• Input material

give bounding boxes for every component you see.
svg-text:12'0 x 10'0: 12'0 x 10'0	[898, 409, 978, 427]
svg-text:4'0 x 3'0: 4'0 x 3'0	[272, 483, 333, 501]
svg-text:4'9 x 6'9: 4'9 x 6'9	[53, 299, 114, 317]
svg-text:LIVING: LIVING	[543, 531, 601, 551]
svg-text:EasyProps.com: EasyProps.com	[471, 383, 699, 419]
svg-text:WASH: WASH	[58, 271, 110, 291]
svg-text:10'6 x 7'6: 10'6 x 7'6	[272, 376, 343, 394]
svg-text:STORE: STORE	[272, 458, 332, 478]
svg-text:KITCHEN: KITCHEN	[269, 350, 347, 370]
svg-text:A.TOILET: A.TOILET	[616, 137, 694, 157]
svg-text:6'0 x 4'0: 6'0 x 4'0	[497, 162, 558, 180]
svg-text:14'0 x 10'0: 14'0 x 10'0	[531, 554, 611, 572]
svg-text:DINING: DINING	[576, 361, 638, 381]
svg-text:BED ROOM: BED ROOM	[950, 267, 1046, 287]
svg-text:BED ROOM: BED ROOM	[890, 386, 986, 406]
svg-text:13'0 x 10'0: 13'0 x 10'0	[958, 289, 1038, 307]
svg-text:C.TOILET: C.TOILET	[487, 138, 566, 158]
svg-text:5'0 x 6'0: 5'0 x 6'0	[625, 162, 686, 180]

• Objective
Write out the lines above as a numbered list, omitting any blank lines.

• Solution to the problem
1. give bounding boxes for every component you see.
2. svg-text:12'0 x 10'0: 12'0 x 10'0	[898, 409, 978, 427]
3. svg-text:4'0 x 3'0: 4'0 x 3'0	[272, 483, 333, 501]
4. svg-text:4'9 x 6'9: 4'9 x 6'9	[53, 299, 114, 317]
5. svg-text:LIVING: LIVING	[543, 531, 601, 551]
6. svg-text:EasyProps.com: EasyProps.com	[471, 383, 699, 419]
7. svg-text:WASH: WASH	[58, 271, 110, 291]
8. svg-text:10'6 x 7'6: 10'6 x 7'6	[272, 376, 343, 394]
9. svg-text:STORE: STORE	[272, 458, 332, 478]
10. svg-text:KITCHEN: KITCHEN	[269, 350, 347, 370]
11. svg-text:A.TOILET: A.TOILET	[616, 137, 694, 157]
12. svg-text:6'0 x 4'0: 6'0 x 4'0	[497, 162, 558, 180]
13. svg-text:14'0 x 10'0: 14'0 x 10'0	[531, 554, 611, 572]
14. svg-text:DINING: DINING	[576, 361, 638, 381]
15. svg-text:BED ROOM: BED ROOM	[950, 267, 1046, 287]
16. svg-text:BED ROOM: BED ROOM	[890, 386, 986, 406]
17. svg-text:13'0 x 10'0: 13'0 x 10'0	[958, 289, 1038, 307]
18. svg-text:C.TOILET: C.TOILET	[487, 138, 566, 158]
19. svg-text:5'0 x 6'0: 5'0 x 6'0	[625, 162, 686, 180]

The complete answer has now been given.